--- Extracted data ---

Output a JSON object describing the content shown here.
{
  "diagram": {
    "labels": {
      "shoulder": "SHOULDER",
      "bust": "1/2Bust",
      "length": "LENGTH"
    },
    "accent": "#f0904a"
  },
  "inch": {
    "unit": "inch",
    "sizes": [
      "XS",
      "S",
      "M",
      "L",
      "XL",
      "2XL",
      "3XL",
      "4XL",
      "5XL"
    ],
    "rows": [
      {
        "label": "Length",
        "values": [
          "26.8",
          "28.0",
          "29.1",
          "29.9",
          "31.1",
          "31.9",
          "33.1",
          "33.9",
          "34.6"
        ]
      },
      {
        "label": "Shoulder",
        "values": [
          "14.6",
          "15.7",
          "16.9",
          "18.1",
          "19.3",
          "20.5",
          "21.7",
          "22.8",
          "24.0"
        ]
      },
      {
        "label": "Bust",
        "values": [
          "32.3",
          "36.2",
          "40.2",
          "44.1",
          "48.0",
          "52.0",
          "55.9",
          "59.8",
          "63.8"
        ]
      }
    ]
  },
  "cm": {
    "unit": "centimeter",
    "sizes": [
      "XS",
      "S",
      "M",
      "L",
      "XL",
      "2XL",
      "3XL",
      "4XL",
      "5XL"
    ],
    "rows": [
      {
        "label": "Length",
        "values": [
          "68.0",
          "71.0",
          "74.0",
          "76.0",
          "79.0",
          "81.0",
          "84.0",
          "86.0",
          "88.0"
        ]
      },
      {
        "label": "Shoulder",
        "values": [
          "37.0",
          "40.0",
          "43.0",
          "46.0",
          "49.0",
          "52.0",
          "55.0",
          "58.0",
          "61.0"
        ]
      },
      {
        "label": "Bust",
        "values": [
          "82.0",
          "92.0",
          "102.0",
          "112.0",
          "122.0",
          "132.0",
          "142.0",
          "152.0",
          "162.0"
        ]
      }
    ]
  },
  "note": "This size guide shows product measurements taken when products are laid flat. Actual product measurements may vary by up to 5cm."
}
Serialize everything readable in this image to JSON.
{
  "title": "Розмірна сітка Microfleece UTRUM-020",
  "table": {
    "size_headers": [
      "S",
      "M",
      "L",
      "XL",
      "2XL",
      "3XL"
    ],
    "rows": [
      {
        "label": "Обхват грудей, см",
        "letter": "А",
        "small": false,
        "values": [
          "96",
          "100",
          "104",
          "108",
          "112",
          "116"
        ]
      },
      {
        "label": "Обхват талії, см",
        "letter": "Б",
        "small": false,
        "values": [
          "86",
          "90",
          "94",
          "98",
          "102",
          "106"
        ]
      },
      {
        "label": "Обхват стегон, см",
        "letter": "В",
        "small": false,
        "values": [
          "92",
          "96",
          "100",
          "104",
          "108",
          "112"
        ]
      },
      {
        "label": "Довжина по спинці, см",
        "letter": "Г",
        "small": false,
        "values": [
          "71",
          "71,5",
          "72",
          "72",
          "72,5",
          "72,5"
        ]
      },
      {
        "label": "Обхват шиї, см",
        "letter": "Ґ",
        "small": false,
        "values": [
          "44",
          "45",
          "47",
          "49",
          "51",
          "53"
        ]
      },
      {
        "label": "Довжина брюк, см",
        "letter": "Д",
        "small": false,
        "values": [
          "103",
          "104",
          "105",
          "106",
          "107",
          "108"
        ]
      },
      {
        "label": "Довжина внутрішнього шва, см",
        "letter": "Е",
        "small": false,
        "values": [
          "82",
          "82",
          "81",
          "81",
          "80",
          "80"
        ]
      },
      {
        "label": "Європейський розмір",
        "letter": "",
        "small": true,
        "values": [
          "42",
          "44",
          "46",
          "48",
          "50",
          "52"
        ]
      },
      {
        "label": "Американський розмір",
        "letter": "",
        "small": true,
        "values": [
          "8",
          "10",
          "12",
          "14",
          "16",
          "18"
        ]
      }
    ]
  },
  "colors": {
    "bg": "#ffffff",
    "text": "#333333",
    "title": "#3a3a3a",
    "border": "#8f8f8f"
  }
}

---

## Short problem
Nothing in the listing may be changed; retype it all exactly.

## Task result
Output a JSON object describing the content shown here.
{
  "diagram": {
    "labels": {
      "shoulder": "SHOULDER",
      "bust": "1/2Bust",
      "length": "LENGTH"
    },
    "accent": "#f0904a"
  },
  "inch": {
    "unit": "inch",
    "sizes": [
      "XS",
      "S",
      "M",
      "L",
      "XL",
      "2XL",
      "3XL",
      "4XL",
      "5XL"
    ],
    "rows": [
      {
        "label": "Length",
        "values": [
          "26.8",
          "28.0",
          "29.1",
          "29.9",
          "31.1",
          "31.9",
          "33.1",
          "33.9",
          "34.6"
        ]
      },
      {
        "label": "Shoulder",
        "values": [
          "14.6",
          "15.7",
          "16.9",
          "18.1",
          "19.3",
          "20.5",
          "21.7",
          "22.8",
          "24.0"
        ]
      },
      {
        "label": "Bust",
        "values": [
          "32.3",
          "36.2",
          "40.2",
          "44.1",
          "48.0",
          "52.0",
          "55.9",
          "59.8",
          "63.8"
        ]
      }
    ]
  },
  "cm": {
    "unit": "centimeter",
    "sizes": [
      "XS",
      "S",
      "M",
      "L",
      "XL",
      "2XL",
      "3XL",
      "4XL",
      "5XL"
    ],
    "rows": [
      {
        "label": "Length",
        "values": [
          "68.0",
          "71.0",
          "74.0",
          "76.0",
          "79.0",
          "81.0",
          "84.0",
          "86.0",
          "88.0"
        ]
      },
      {
        "label": "Shoulder",
        "values": [
          "37.0",
          "40.0",
          "43.0",
          "46.0",
          "49.0",
          "52.0",
          "55.0",
          "58.0",
          "61.0"
        ]
      },
      {
        "label": "Bust",
        "values": [
          "82.0",
          "92.0",
          "102.0",
          "112.0",
          "122.0",
          "132.0",
          "142.0",
          "152.0",
          "162.0"
        ]
      }
    ]
  },
  "note": "This size guide shows product measurements taken when products are laid flat. Actual product measurements may vary by up to 5cm."
}
Serialize everything readable in this image to JSON.
{
  "title": "Розмірна сітка Microfleece UTRUM-020",
  "table": {
    "size_headers": [
      "S",
      "M",
      "L",
      "XL",
      "2XL",
      "3XL"
    ],
    "rows": [
      {
        "label": "Обхват грудей, см",
        "letter": "А",
        "small": false,
        "values": [
          "96",
          "100",
          "104",
          "108",
          "112",
          "116"
        ]
      },
      {
        "label": "Обхват талії, см",
        "letter": "Б",
        "small": false,
        "values": [
          "86",
          "90",
          "94",
          "98",
          "102",
          "106"
        ]
      },
      {
        "label": "Обхват стегон, см",
        "letter": "В",
        "small": false,
        "values": [
          "92",
          "96",
          "100",
          "104",
          "108",
          "112"
        ]
      },
      {
        "label": "Довжина по спинці, см",
        "letter": "Г",
        "small": false,
        "values": [
          "71",
          "71,5",
          "72",
          "72",
          "72,5",
          "72,5"
        ]
      },
      {
        "label": "Обхват шиї, см",
        "letter": "Ґ",
        "small": false,
        "values": [
          "44",
          "45",
          "47",
          "49",
          "51",
          "53"
        ]
      },
      {
        "label": "Довжина брюк, см",
        "letter": "Д",
        "small": false,
        "values": [
          "103",
          "104",
          "105",
          "106",
          "107",
          "108"
        ]
      },
      {
        "label": "Довжина внутрішнього шва, см",
        "letter": "Е",
        "small": false,
        "values": [
          "82",
          "82",
          "81",
          "81",
          "80",
          "80"
        ]
      },
      {
        "label": "Європейський розмір",
        "letter": "",
        "small": true,
        "values": [
          "42",
          "44",
          "46",
          "48",
          "50",
          "52"
        ]
      },
      {
        "label": "Американський розмір",
        "letter": "",
        "small": true,
        "values": [
          "8",
          "10",
          "12",
          "14",
          "16",
          "18"
        ]
      }
    ]
  },
  "colors": {
    "bg": "#ffffff",
    "text": "#333333",
    "title": "#3a3a3a",
    "border": "#8f8f8f"
  }
}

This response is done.